SOURCE MATERIAL:
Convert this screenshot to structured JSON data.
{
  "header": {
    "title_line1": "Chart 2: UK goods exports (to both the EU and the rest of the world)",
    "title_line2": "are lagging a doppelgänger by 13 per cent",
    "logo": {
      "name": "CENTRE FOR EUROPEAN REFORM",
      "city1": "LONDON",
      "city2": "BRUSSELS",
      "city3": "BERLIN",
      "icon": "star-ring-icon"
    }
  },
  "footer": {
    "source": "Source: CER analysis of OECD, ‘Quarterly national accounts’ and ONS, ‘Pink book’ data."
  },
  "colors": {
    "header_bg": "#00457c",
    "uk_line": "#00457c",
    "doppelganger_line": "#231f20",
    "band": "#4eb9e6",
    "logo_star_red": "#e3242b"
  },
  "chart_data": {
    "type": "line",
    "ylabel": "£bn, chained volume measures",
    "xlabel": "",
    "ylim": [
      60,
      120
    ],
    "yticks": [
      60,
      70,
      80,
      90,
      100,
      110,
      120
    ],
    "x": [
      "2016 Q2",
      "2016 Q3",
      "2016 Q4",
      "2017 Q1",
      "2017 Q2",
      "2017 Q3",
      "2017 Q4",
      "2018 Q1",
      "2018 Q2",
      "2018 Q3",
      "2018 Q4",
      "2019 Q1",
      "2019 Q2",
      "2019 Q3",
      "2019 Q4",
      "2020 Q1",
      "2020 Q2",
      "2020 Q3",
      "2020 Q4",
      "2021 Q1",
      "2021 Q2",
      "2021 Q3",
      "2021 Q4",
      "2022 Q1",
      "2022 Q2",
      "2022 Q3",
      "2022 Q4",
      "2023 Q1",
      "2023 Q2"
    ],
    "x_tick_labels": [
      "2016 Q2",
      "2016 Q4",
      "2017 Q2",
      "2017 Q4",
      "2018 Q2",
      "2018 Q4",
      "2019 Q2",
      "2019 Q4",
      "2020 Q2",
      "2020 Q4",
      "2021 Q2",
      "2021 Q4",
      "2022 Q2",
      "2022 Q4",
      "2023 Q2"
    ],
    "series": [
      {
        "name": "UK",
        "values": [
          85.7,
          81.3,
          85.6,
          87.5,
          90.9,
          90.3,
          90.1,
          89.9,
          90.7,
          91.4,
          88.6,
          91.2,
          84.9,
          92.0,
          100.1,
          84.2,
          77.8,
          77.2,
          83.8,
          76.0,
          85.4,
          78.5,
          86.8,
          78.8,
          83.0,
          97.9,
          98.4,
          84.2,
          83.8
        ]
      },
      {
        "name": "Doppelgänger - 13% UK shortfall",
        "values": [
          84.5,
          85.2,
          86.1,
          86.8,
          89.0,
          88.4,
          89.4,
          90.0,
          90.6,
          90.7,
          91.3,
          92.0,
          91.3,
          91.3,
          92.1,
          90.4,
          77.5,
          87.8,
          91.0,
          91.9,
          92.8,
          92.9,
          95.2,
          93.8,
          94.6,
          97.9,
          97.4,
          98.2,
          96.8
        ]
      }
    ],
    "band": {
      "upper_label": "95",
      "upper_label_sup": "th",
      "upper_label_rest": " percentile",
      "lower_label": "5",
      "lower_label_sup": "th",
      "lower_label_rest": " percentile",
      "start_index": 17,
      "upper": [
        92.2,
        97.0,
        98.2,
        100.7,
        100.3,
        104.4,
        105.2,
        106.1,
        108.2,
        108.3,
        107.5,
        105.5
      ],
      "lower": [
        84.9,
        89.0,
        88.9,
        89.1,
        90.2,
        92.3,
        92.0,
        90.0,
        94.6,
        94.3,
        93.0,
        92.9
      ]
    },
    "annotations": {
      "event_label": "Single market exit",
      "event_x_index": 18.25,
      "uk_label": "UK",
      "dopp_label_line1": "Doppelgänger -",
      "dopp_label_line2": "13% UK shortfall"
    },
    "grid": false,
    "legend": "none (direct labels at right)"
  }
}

REQUEST:
Set all of the records down again, exactly as they stand.

TASK RESULT:
Convert this screenshot to structured JSON data.
{
  "header": {
    "title_line1": "Chart 2: UK goods exports (to both the EU and the rest of the world)",
    "title_line2": "are lagging a doppelgänger by 13 per cent",
    "logo": {
      "name": "CENTRE FOR EUROPEAN REFORM",
      "city1": "LONDON",
      "city2": "BRUSSELS",
      "city3": "BERLIN",
      "icon": "star-ring-icon"
    }
  },
  "footer": {
    "source": "Source: CER analysis of OECD, ‘Quarterly national accounts’ and ONS, ‘Pink book’ data."
  },
  "colors": {
    "header_bg": "#00457c",
    "uk_line": "#00457c",
    "doppelganger_line": "#231f20",
    "band": "#4eb9e6",
    "logo_star_red": "#e3242b"
  },
  "chart_data": {
    "type": "line",
    "ylabel": "£bn, chained volume measures",
    "xlabel": "",
    "ylim": [
      60,
      120
    ],
    "yticks": [
      60,
      70,
      80,
      90,
      100,
      110,
      120
    ],
    "x": [
      "2016 Q2",
      "2016 Q3",
      "2016 Q4",
      "2017 Q1",
      "2017 Q2",
      "2017 Q3",
      "2017 Q4",
      "2018 Q1",
      "2018 Q2",
      "2018 Q3",
      "2018 Q4",
      "2019 Q1",
      "2019 Q2",
      "2019 Q3",
      "2019 Q4",
      "2020 Q1",
      "2020 Q2",
      "2020 Q3",
      "2020 Q4",
      "2021 Q1",
      "2021 Q2",
      "2021 Q3",
      "2021 Q4",
      "2022 Q1",
      "2022 Q2",
      "2022 Q3",
      "2022 Q4",
      "2023 Q1",
      "2023 Q2"
    ],
    "x_tick_labels": [
      "2016 Q2",
      "2016 Q4",
      "2017 Q2",
      "2017 Q4",
      "2018 Q2",
      "2018 Q4",
      "2019 Q2",
      "2019 Q4",
      "2020 Q2",
      "2020 Q4",
      "2021 Q2",
      "2021 Q4",
      "2022 Q2",
      "2022 Q4",
      "2023 Q2"
    ],
    "series": [
      {
        "name": "UK",
        "values": [
          85.7,
          81.3,
          85.6,
          87.5,
          90.9,
          90.3,
          90.1,
          89.9,
          90.7,
          91.4,
          88.6,
          91.2,
          84.9,
          92.0,
          100.1,
          84.2,
          77.8,
          77.2,
          83.8,
          76.0,
          85.4,
          78.5,
          86.8,
          78.8,
          83.0,
          97.9,
          98.4,
          84.2,
          83.8
        ]
      },
      {
        "name": "Doppelgänger - 13% UK shortfall",
        "values": [
          84.5,
          85.2,
          86.1,
          86.8,
          89.0,
          88.4,
          89.4,
          90.0,
          90.6,
          90.7,
          91.3,
          92.0,
          91.3,
          91.3,
          92.1,
          90.4,
          77.5,
          87.8,
          91.0,
          91.9,
          92.8,
          92.9,
          95.2,
          93.8,
          94.6,
          97.9,
          97.4,
          98.2,
          96.8
        ]
      }
    ],
    "band": {
      "upper_label": "95",
      "upper_label_sup": "th",
      "upper_label_rest": " percentile",
      "lower_label": "5",
      "lower_label_sup": "th",
      "lower_label_rest": " percentile",
      "start_index": 17,
      "upper": [
        92.2,
        97.0,
        98.2,
        100.7,
        100.3,
        104.4,
        105.2,
        106.1,
        108.2,
        108.3,
        107.5,
        105.5
      ],
      "lower": [
        84.9,
        89.0,
        88.9,
        89.1,
        90.2,
        92.3,
        92.0,
        90.0,
        94.6,
        94.3,
        93.0,
        92.9
      ]
    },
    "annotations": {
      "event_label": "Single market exit",
      "event_x_index": 18.25,
      "uk_label": "UK",
      "dopp_label_line1": "Doppelgänger -",
      "dopp_label_line2": "13% UK shortfall"
    },
    "grid": false,
    "legend": "none (direct labels at right)"
  }
}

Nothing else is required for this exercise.